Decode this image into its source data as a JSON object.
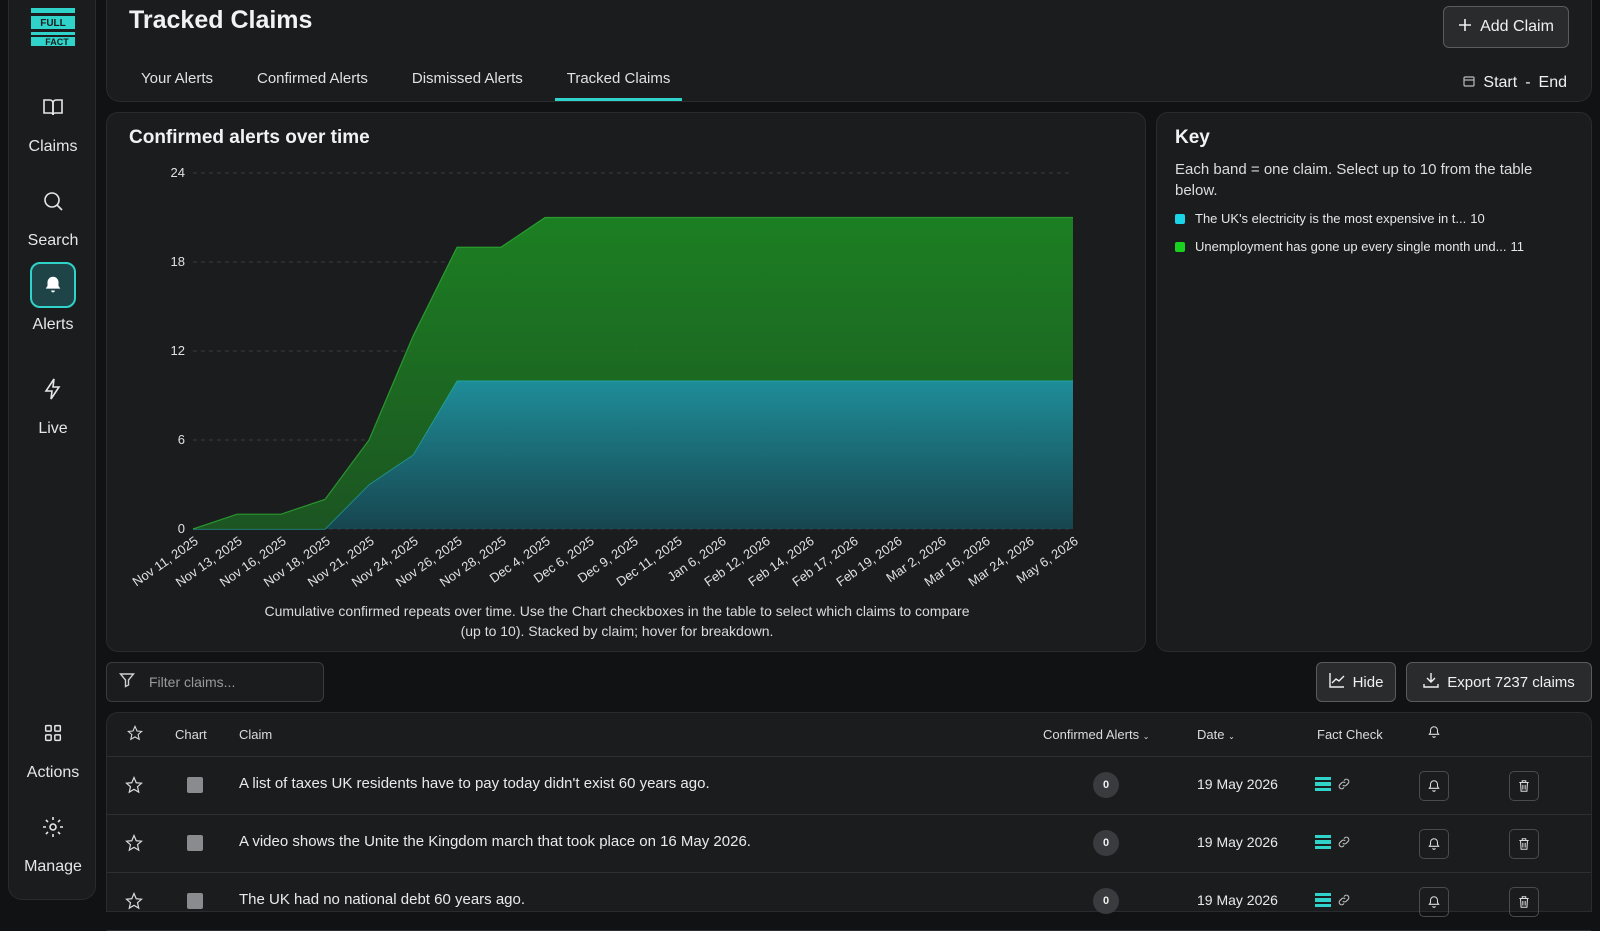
{
  "sidebar": {
    "logo_text": "FULL FACT",
    "items": [
      {
        "label": "Claims",
        "icon": "book-icon"
      },
      {
        "label": "Search",
        "icon": "search-icon"
      },
      {
        "label": "Alerts",
        "icon": "bell-icon",
        "active": true
      },
      {
        "label": "Live",
        "icon": "lightning-icon"
      },
      {
        "label": "Actions",
        "icon": "grid-icon"
      },
      {
        "label": "Manage",
        "icon": "gear-icon"
      }
    ]
  },
  "header": {
    "title": "Tracked Claims",
    "tabs": [
      "Your Alerts",
      "Confirmed Alerts",
      "Dismissed Alerts",
      "Tracked Claims"
    ],
    "active_tab": "Tracked Claims",
    "add_claim_label": "Add Claim",
    "date_start": "Start",
    "date_sep": "-",
    "date_end": "End"
  },
  "chart_panel": {
    "title": "Confirmed alerts over time",
    "caption": "Cumulative confirmed repeats over time. Use the Chart checkboxes in the table to select which claims to compare (up to 10). Stacked by claim; hover for breakdown."
  },
  "chart_data": {
    "type": "area",
    "stacked": true,
    "title": "Confirmed alerts over time",
    "ylim": [
      0,
      24
    ],
    "yticks": [
      0,
      6,
      12,
      18,
      24
    ],
    "x": [
      "Nov 11, 2025",
      "Nov 13, 2025",
      "Nov 16, 2025",
      "Nov 18, 2025",
      "Nov 21, 2025",
      "Nov 24, 2025",
      "Nov 26, 2025",
      "Nov 28, 2025",
      "Dec 4, 2025",
      "Dec 6, 2025",
      "Dec 9, 2025",
      "Dec 11, 2025",
      "Jan 6, 2026",
      "Feb 12, 2026",
      "Feb 14, 2026",
      "Feb 17, 2026",
      "Feb 19, 2026",
      "Mar 2, 2026",
      "Mar 16, 2026",
      "Mar 24, 2026",
      "May 6, 2026"
    ],
    "series": [
      {
        "name": "The UK's electricity is the most expensive in t...",
        "color": "#1fb8c4",
        "values": [
          0,
          0,
          0,
          0,
          3,
          5,
          10,
          10,
          10,
          10,
          10,
          10,
          10,
          10,
          10,
          10,
          10,
          10,
          10,
          10,
          10
        ]
      },
      {
        "name": "Unemployment has gone up every single month und...",
        "color": "#1f9e2e",
        "values": [
          0,
          1,
          1,
          2,
          3,
          8,
          9,
          9,
          11,
          11,
          11,
          11,
          11,
          11,
          11,
          11,
          11,
          11,
          11,
          11,
          11
        ]
      }
    ],
    "grid": true
  },
  "key": {
    "title": "Key",
    "description": "Each band = one claim. Select up to 10 from the table below.",
    "items": [
      {
        "label": "The UK's electricity is the most expensive in t...",
        "count": "10",
        "color": "#1ad4e8"
      },
      {
        "label": "Unemployment has gone up every single month und...",
        "count": "11",
        "color": "#19d21f"
      }
    ]
  },
  "toolbar": {
    "filter_placeholder": "Filter claims...",
    "hide_label": "Hide",
    "export_label": "Export 7237 claims"
  },
  "table": {
    "headers": {
      "chart": "Chart",
      "claim": "Claim",
      "confirmed": "Confirmed Alerts",
      "date": "Date",
      "fact_check": "Fact Check"
    },
    "rows": [
      {
        "claim": "A list of taxes UK residents have to pay today didn't exist 60 years ago.",
        "confirmed": "0",
        "date": "19 May 2026"
      },
      {
        "claim": "A video shows the Unite the Kingdom march that took place on 16 May 2026.",
        "confirmed": "0",
        "date": "19 May 2026"
      },
      {
        "claim": "The UK had no national debt 60 years ago.",
        "confirmed": "0",
        "date": "19 May 2026"
      }
    ]
  },
  "colors": {
    "accent": "#2fd3c9",
    "background": "#111214",
    "panel": "#1b1c1e"
  }
}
======
Without the pictures, copy the material exactly as given.

Decode this image into its source data as a JSON object.
{
  "sidebar": {
    "logo_text": "FULL FACT",
    "items": [
      {
        "label": "Claims",
        "icon": "book-icon"
      },
      {
        "label": "Search",
        "icon": "search-icon"
      },
      {
        "label": "Alerts",
        "icon": "bell-icon",
        "active": true
      },
      {
        "label": "Live",
        "icon": "lightning-icon"
      },
      {
        "label": "Actions",
        "icon": "grid-icon"
      },
      {
        "label": "Manage",
        "icon": "gear-icon"
      }
    ]
  },
  "header": {
    "title": "Tracked Claims",
    "tabs": [
      "Your Alerts",
      "Confirmed Alerts",
      "Dismissed Alerts",
      "Tracked Claims"
    ],
    "active_tab": "Tracked Claims",
    "add_claim_label": "Add Claim",
    "date_start": "Start",
    "date_sep": "-",
    "date_end": "End"
  },
  "chart_panel": {
    "title": "Confirmed alerts over time",
    "caption": "Cumulative confirmed repeats over time. Use the Chart checkboxes in the table to select which claims to compare (up to 10). Stacked by claim; hover for breakdown."
  },
  "chart_data": {
    "type": "area",
    "stacked": true,
    "title": "Confirmed alerts over time",
    "ylim": [
      0,
      24
    ],
    "yticks": [
      0,
      6,
      12,
      18,
      24
    ],
    "x": [
      "Nov 11, 2025",
      "Nov 13, 2025",
      "Nov 16, 2025",
      "Nov 18, 2025",
      "Nov 21, 2025",
      "Nov 24, 2025",
      "Nov 26, 2025",
      "Nov 28, 2025",
      "Dec 4, 2025",
      "Dec 6, 2025",
      "Dec 9, 2025",
      "Dec 11, 2025",
      "Jan 6, 2026",
      "Feb 12, 2026",
      "Feb 14, 2026",
      "Feb 17, 2026",
      "Feb 19, 2026",
      "Mar 2, 2026",
      "Mar 16, 2026",
      "Mar 24, 2026",
      "May 6, 2026"
    ],
    "series": [
      {
        "name": "The UK's electricity is the most expensive in t...",
        "color": "#1fb8c4",
        "values": [
          0,
          0,
          0,
          0,
          3,
          5,
          10,
          10,
          10,
          10,
          10,
          10,
          10,
          10,
          10,
          10,
          10,
          10,
          10,
          10,
          10
        ]
      },
      {
        "name": "Unemployment has gone up every single month und...",
        "color": "#1f9e2e",
        "values": [
          0,
          1,
          1,
          2,
          3,
          8,
          9,
          9,
          11,
          11,
          11,
          11,
          11,
          11,
          11,
          11,
          11,
          11,
          11,
          11,
          11
        ]
      }
    ],
    "grid": true
  },
  "key": {
    "title": "Key",
    "description": "Each band = one claim. Select up to 10 from the table below.",
    "items": [
      {
        "label": "The UK's electricity is the most expensive in t...",
        "count": "10",
        "color": "#1ad4e8"
      },
      {
        "label": "Unemployment has gone up every single month und...",
        "count": "11",
        "color": "#19d21f"
      }
    ]
  },
  "toolbar": {
    "filter_placeholder": "Filter claims...",
    "hide_label": "Hide",
    "export_label": "Export 7237 claims"
  },
  "table": {
    "headers": {
      "chart": "Chart",
      "claim": "Claim",
      "confirmed": "Confirmed Alerts",
      "date": "Date",
      "fact_check": "Fact Check"
    },
    "rows": [
      {
        "claim": "A list of taxes UK residents have to pay today didn't exist 60 years ago.",
        "confirmed": "0",
        "date": "19 May 2026"
      },
      {
        "claim": "A video shows the Unite the Kingdom march that took place on 16 May 2026.",
        "confirmed": "0",
        "date": "19 May 2026"
      },
      {
        "claim": "The UK had no national debt 60 years ago.",
        "confirmed": "0",
        "date": "19 May 2026"
      }
    ]
  },
  "colors": {
    "accent": "#2fd3c9",
    "background": "#111214",
    "panel": "#1b1c1e"
  }
}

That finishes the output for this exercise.